> Problem to work on
Transcribe all the records exactly and omit any images they hold.

[Lines of data]
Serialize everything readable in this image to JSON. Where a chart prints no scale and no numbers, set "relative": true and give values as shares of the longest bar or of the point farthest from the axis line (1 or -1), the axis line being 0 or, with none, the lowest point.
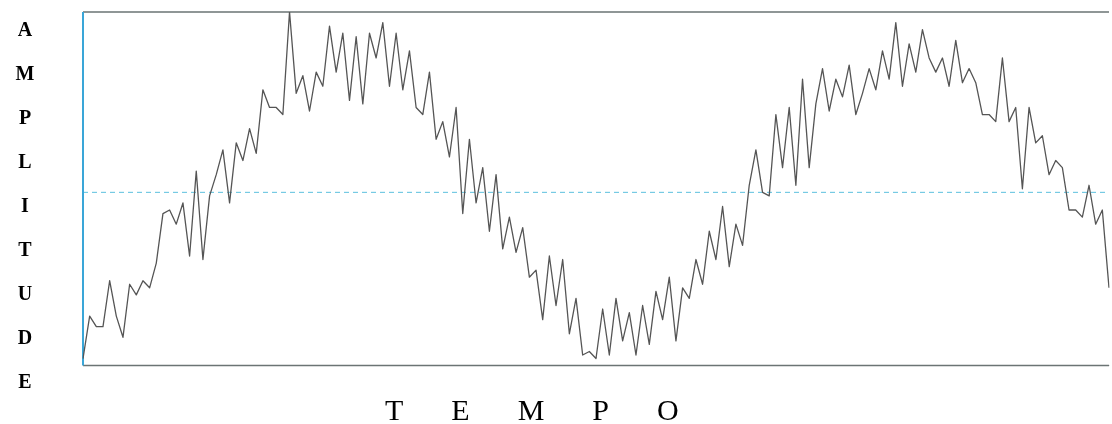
{
  "chart_data": {
    "type": "line",
    "xlabel": "TEMPO",
    "ylabel": "AMPLITUDE",
    "relative": true,
    "legend": false,
    "marker": "none",
    "line_style": "solid",
    "categories": [
      null,
      null,
      null,
      null,
      null,
      null,
      null,
      null,
      null,
      null,
      null,
      null,
      null,
      null,
      null,
      null,
      null,
      null,
      null,
      null,
      null,
      null,
      null,
      null,
      null,
      null,
      null,
      null,
      null,
      null,
      null,
      null,
      null,
      null,
      null,
      null,
      null,
      null,
      null,
      null,
      null,
      null,
      null,
      null,
      null,
      null,
      null,
      null,
      null,
      null,
      null,
      null,
      null,
      null,
      null,
      null,
      null,
      null,
      null,
      null,
      null,
      null,
      null,
      null,
      null,
      null,
      null,
      null,
      null,
      null,
      null,
      null,
      null,
      null,
      null,
      null,
      null,
      null,
      null,
      null,
      null,
      null,
      null,
      null,
      null,
      null,
      null,
      null,
      null,
      null,
      null,
      null,
      null,
      null,
      null,
      null,
      null,
      null,
      null,
      null,
      null,
      null,
      null,
      null,
      null,
      null,
      null,
      null,
      null,
      null,
      null,
      null,
      null,
      null,
      null,
      null,
      null,
      null,
      null,
      null,
      null,
      null,
      null,
      null,
      null,
      null,
      null,
      null,
      null,
      null,
      null,
      null,
      null,
      null,
      null,
      null,
      null,
      null,
      null,
      null,
      null,
      null,
      null,
      null,
      null,
      null,
      null,
      null,
      null,
      null,
      null,
      null,
      null,
      null,
      null
    ],
    "series": [
      {
        "color": "#555555",
        "values": [
          0.02,
          0.14,
          0.11,
          0.11,
          0.24,
          0.14,
          0.08,
          0.23,
          0.2,
          0.24,
          0.22,
          0.29,
          0.43,
          0.44,
          0.4,
          0.46,
          0.31,
          0.55,
          0.3,
          0.48,
          0.54,
          0.61,
          0.46,
          0.63,
          0.58,
          0.67,
          0.6,
          0.78,
          0.73,
          0.73,
          0.71,
          1,
          0.77,
          0.82,
          0.72,
          0.83,
          0.79,
          0.96,
          0.83,
          0.94,
          0.75,
          0.93,
          0.74,
          0.94,
          0.87,
          0.97,
          0.79,
          0.94,
          0.78,
          0.89,
          0.73,
          0.71,
          0.83,
          0.64,
          0.69,
          0.59,
          0.73,
          0.43,
          0.64,
          0.46,
          0.56,
          0.38,
          0.54,
          0.33,
          0.42,
          0.32,
          0.39,
          0.25,
          0.27,
          0.13,
          0.31,
          0.17,
          0.3,
          0.09,
          0.19,
          0.03,
          0.04,
          0.02,
          0.16,
          0.03,
          0.19,
          0.07,
          0.15,
          0.03,
          0.17,
          0.06,
          0.21,
          0.13,
          0.25,
          0.07,
          0.22,
          0.19,
          0.3,
          0.23,
          0.38,
          0.3,
          0.45,
          0.28,
          0.4,
          0.34,
          0.51,
          0.61,
          0.49,
          0.48,
          0.71,
          0.56,
          0.73,
          0.51,
          0.81,
          0.56,
          0.74,
          0.84,
          0.72,
          0.81,
          0.76,
          0.85,
          0.71,
          0.77,
          0.84,
          0.78,
          0.89,
          0.81,
          0.97,
          0.79,
          0.91,
          0.83,
          0.95,
          0.87,
          0.83,
          0.87,
          0.79,
          0.92,
          0.8,
          0.84,
          0.8,
          0.71,
          0.71,
          0.69,
          0.87,
          0.69,
          0.73,
          0.5,
          0.73,
          0.63,
          0.65,
          0.54,
          0.58,
          0.56,
          0.44,
          0.44,
          0.42,
          0.51,
          0.4,
          0.44,
          0.22
        ]
      }
    ],
    "ref_lines": [
      {
        "axis": "y",
        "value": 0.49,
        "color": "#5bc0de",
        "line_style": "dashed"
      }
    ]
  }
}
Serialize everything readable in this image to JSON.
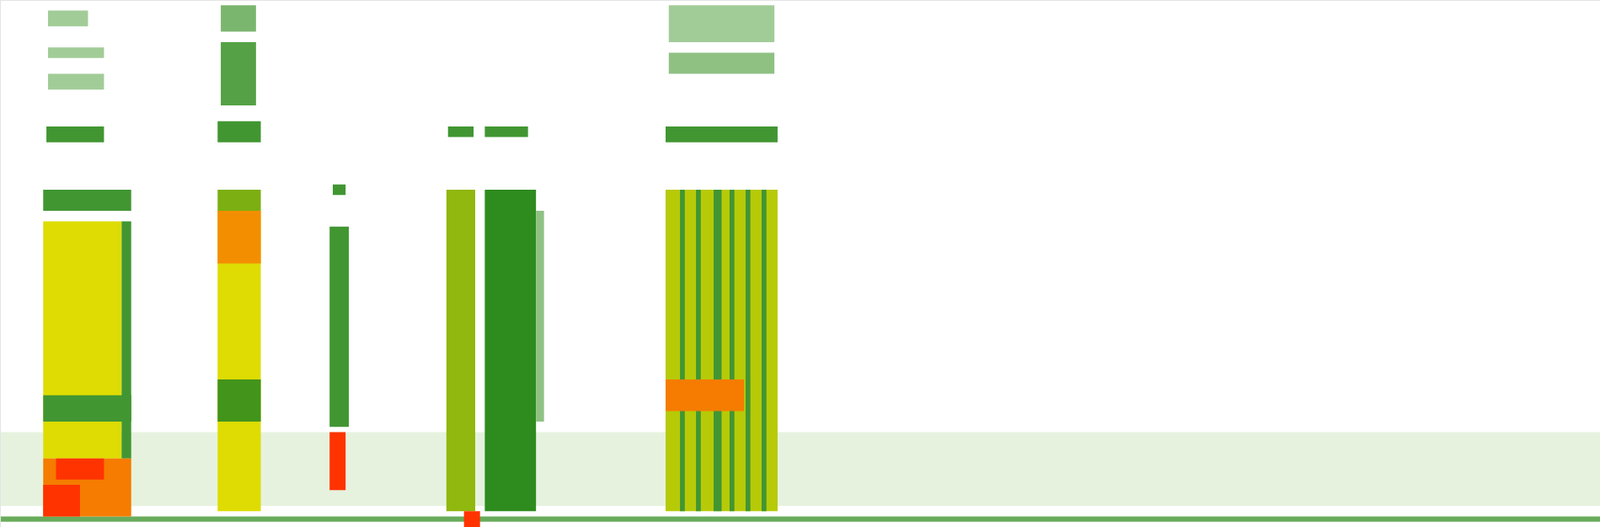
{
  "chart_data": {
    "type": "heatmap",
    "xlim": [
      0,
      100
    ],
    "ylim": [
      0,
      100
    ],
    "tick_labels": false,
    "cells": [
      [
        0,
        100,
        4,
        18,
        0.15
      ],
      [
        0,
        100,
        1,
        2,
        0.8
      ],
      [
        2.7,
        7.6,
        13,
        58,
        2
      ],
      [
        7.6,
        8.2,
        13,
        58,
        1
      ],
      [
        2.7,
        8.2,
        20,
        25,
        1
      ],
      [
        2.7,
        8.2,
        2,
        13,
        2.6
      ],
      [
        2.7,
        5,
        2,
        8,
        3
      ],
      [
        3.5,
        6.5,
        9,
        13,
        3
      ],
      [
        2.7,
        8.2,
        60,
        64,
        1
      ],
      [
        2.9,
        6.5,
        73,
        76,
        1
      ],
      [
        3.0,
        6.5,
        83,
        86,
        0.5
      ],
      [
        3.0,
        6.5,
        89,
        91,
        0.5
      ],
      [
        3.0,
        5.5,
        95,
        98,
        0.5
      ],
      [
        13.6,
        16.3,
        3,
        60,
        2
      ],
      [
        13.6,
        16.3,
        50,
        60,
        2.5
      ],
      [
        13.6,
        16.3,
        20,
        28,
        1.2
      ],
      [
        13.6,
        16.3,
        60,
        64,
        1.5
      ],
      [
        13.6,
        16.3,
        73,
        77,
        1
      ],
      [
        13.8,
        16.0,
        80,
        92,
        0.9
      ],
      [
        13.8,
        16.0,
        94,
        99,
        0.7
      ],
      [
        20.6,
        21.8,
        19,
        57,
        1
      ],
      [
        20.6,
        21.6,
        7,
        18,
        3
      ],
      [
        20.8,
        21.6,
        63,
        65,
        1
      ],
      [
        27.9,
        29.7,
        3,
        64,
        1.6
      ],
      [
        28,
        29.6,
        74,
        76,
        1
      ],
      [
        29,
        30,
        0,
        3,
        3
      ],
      [
        30.3,
        33.5,
        3,
        64,
        1.1
      ],
      [
        33.5,
        34,
        20,
        60,
        0.6
      ],
      [
        30.3,
        33,
        74,
        76,
        1
      ],
      [
        41.6,
        48.6,
        3,
        64,
        1.8
      ],
      [
        42.5,
        42.8,
        3,
        64,
        1
      ],
      [
        43.5,
        43.8,
        3,
        64,
        1
      ],
      [
        44.6,
        45.1,
        3,
        64,
        1
      ],
      [
        45.6,
        45.9,
        3,
        64,
        1
      ],
      [
        46.6,
        46.9,
        3,
        64,
        1
      ],
      [
        47.6,
        47.9,
        3,
        64,
        1
      ],
      [
        41.6,
        46.5,
        22,
        28,
        2.6
      ],
      [
        41.6,
        48.6,
        73,
        76,
        1
      ],
      [
        41.8,
        48.4,
        86,
        90,
        0.6
      ],
      [
        41.8,
        48.4,
        92,
        99,
        0.5
      ]
    ]
  }
}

> Solution to this exercise
Serialize everything readable in this image to JSON. Where a chart prints no scale and no numbers, set "relative": true and give values as shares of the longest bar or of the point farthest from the axis line (1 or -1), the axis line being 0 or, with none, the lowest point.
{
  "chart_data": {
    "type": "line",
    "xlabel": "TEMPO",
    "ylabel": "AMPLITUDE",
    "relative": true,
    "legend": false,
    "marker": "none",
    "line_style": "solid",
    "categories": [
      null,
      null,
      null,
      null,
      null,
      null,
      null,
      null,
      null,
      null,
      null,
      null,
      null,
      null,
      null,
      null,
      null,
      null,
      null,
      null,
      null,
      null,
      null,
      null,
      null,
      null,
      null,
      null,
      null,
      null,
      null,
      null,
      null,
      null,
      null,
      null,
      null,
      null,
      null,
      null,
      null,
      null,
      null,
      null,
      null,
      null,
      null,
      null,
      null,
      null,
      null,
      null,
      null,
      null,
      null,
      null,
      null,
      null,
      null,
      null,
      null,
      null,
      null,
      null,
      null,
      null,
      null,
      null,
      null,
      null,
      null,
      null,
      null,
      null,
      null,
      null,
      null,
      null,
      null,
      null,
      null,
      null,
      null,
      null,
      null,
      null,
      null,
      null,
      null,
      null,
      null,
      null,
      null,
      null,
      null,
      null,
      null,
      null,
      null,
      null,
      null,
      null,
      null,
      null,
      null,
      null,
      null,
      null,
      null,
      null,
      null,
      null,
      null,
      null,
      null,
      null,
      null,
      null,
      null,
      null,
      null,
      null,
      null,
      null,
      null,
      null,
      null,
      null,
      null,
      null,
      null,
      null,
      null,
      null,
      null,
      null,
      null,
      null,
      null,
      null,
      null,
      null,
      null,
      null,
      null,
      null,
      null,
      null,
      null,
      null,
      null,
      null,
      null,
      null,
      null
    ],
    "series": [
      {
        "color": "#555555",
        "values": [
          0.02,
          0.14,
          0.11,
          0.11,
          0.24,
          0.14,
          0.08,
          0.23,
          0.2,
          0.24,
          0.22,
          0.29,
          0.43,
          0.44,
          0.4,
          0.46,
          0.31,
          0.55,
          0.3,
          0.48,
          0.54,
          0.61,
          0.46,
          0.63,
          0.58,
          0.67,
          0.6,
          0.78,
          0.73,
          0.73,
          0.71,
          1,
          0.77,
          0.82,
          0.72,
          0.83,
          0.79,
          0.96,
          0.83,
          0.94,
          0.75,
          0.93,
          0.74,
          0.94,
          0.87,
          0.97,
          0.79,
          0.94,
          0.78,
          0.89,
          0.73,
          0.71,
          0.83,
          0.64,
          0.69,
          0.59,
          0.73,
          0.43,
          0.64,
          0.46,
          0.56,
          0.38,
          0.54,
          0.33,
          0.42,
          0.32,
          0.39,
          0.25,
          0.27,
          0.13,
          0.31,
          0.17,
          0.3,
          0.09,
          0.19,
          0.03,
          0.04,
          0.02,
          0.16,
          0.03,
          0.19,
          0.07,
          0.15,
          0.03,
          0.17,
          0.06,
          0.21,
          0.13,
          0.25,
          0.07,
          0.22,
          0.19,
          0.3,
          0.23,
          0.38,
          0.3,
          0.45,
          0.28,
          0.4,
          0.34,
          0.51,
          0.61,
          0.49,
          0.48,
          0.71,
          0.56,
          0.73,
          0.51,
          0.81,
          0.56,
          0.74,
          0.84,
          0.72,
          0.81,
          0.76,
          0.85,
          0.71,
          0.77,
          0.84,
          0.78,
          0.89,
          0.81,
          0.97,
          0.79,
          0.91,
          0.83,
          0.95,
          0.87,
          0.83,
          0.87,
          0.79,
          0.92,
          0.8,
          0.84,
          0.8,
          0.71,
          0.71,
          0.69,
          0.87,
          0.69,
          0.73,
          0.5,
          0.73,
          0.63,
          0.65,
          0.54,
          0.58,
          0.56,
          0.44,
          0.44,
          0.42,
          0.51,
          0.4,
          0.44,
          0.22
        ]
      }
    ],
    "ref_lines": [
      {
        "axis": "y",
        "value": 0.49,
        "color": "#5bc0de",
        "line_style": "dashed"
      }
    ]
  }
}
Serialize everything readable in this image to JSON.
{
  "chart_data": {
    "type": "heatmap",
    "xlim": [
      0,
      100
    ],
    "ylim": [
      0,
      100
    ],
    "tick_labels": false,
    "cells": [
      [
        0,
        100,
        4,
        18,
        0.15
      ],
      [
        0,
        100,
        1,
        2,
        0.8
      ],
      [
        2.7,
        7.6,
        13,
        58,
        2
      ],
      [
        7.6,
        8.2,
        13,
        58,
        1
      ],
      [
        2.7,
        8.2,
        20,
        25,
        1
      ],
      [
        2.7,
        8.2,
        2,
        13,
        2.6
      ],
      [
        2.7,
        5,
        2,
        8,
        3
      ],
      [
        3.5,
        6.5,
        9,
        13,
        3
      ],
      [
        2.7,
        8.2,
        60,
        64,
        1
      ],
      [
        2.9,
        6.5,
        73,
        76,
        1
      ],
      [
        3.0,
        6.5,
        83,
        86,
        0.5
      ],
      [
        3.0,
        6.5,
        89,
        91,
        0.5
      ],
      [
        3.0,
        5.5,
        95,
        98,
        0.5
      ],
      [
        13.6,
        16.3,
        3,
        60,
        2
      ],
      [
        13.6,
        16.3,
        50,
        60,
        2.5
      ],
      [
        13.6,
        16.3,
        20,
        28,
        1.2
      ],
      [
        13.6,
        16.3,
        60,
        64,
        1.5
      ],
      [
        13.6,
        16.3,
        73,
        77,
        1
      ],
      [
        13.8,
        16.0,
        80,
        92,
        0.9
      ],
      [
        13.8,
        16.0,
        94,
        99,
        0.7
      ],
      [
        20.6,
        21.8,
        19,
        57,
        1
      ],
      [
        20.6,
        21.6,
        7,
        18,
        3
      ],
      [
        20.8,
        21.6,
        63,
        65,
        1
      ],
      [
        27.9,
        29.7,
        3,
        64,
        1.6
      ],
      [
        28,
        29.6,
        74,
        76,
        1
      ],
      [
        29,
        30,
        0,
        3,
        3
      ],
      [
        30.3,
        33.5,
        3,
        64,
        1.1
      ],
      [
        33.5,
        34,
        20,
        60,
        0.6
      ],
      [
        30.3,
        33,
        74,
        76,
        1
      ],
      [
        41.6,
        48.6,
        3,
        64,
        1.8
      ],
      [
        42.5,
        42.8,
        3,
        64,
        1
      ],
      [
        43.5,
        43.8,
        3,
        64,
        1
      ],
      [
        44.6,
        45.1,
        3,
        64,
        1
      ],
      [
        45.6,
        45.9,
        3,
        64,
        1
      ],
      [
        46.6,
        46.9,
        3,
        64,
        1
      ],
      [
        47.6,
        47.9,
        3,
        64,
        1
      ],
      [
        41.6,
        46.5,
        22,
        28,
        2.6
      ],
      [
        41.6,
        48.6,
        73,
        76,
        1
      ],
      [
        41.8,
        48.4,
        86,
        90,
        0.6
      ],
      [
        41.8,
        48.4,
        92,
        99,
        0.5
      ]
    ]
  }
}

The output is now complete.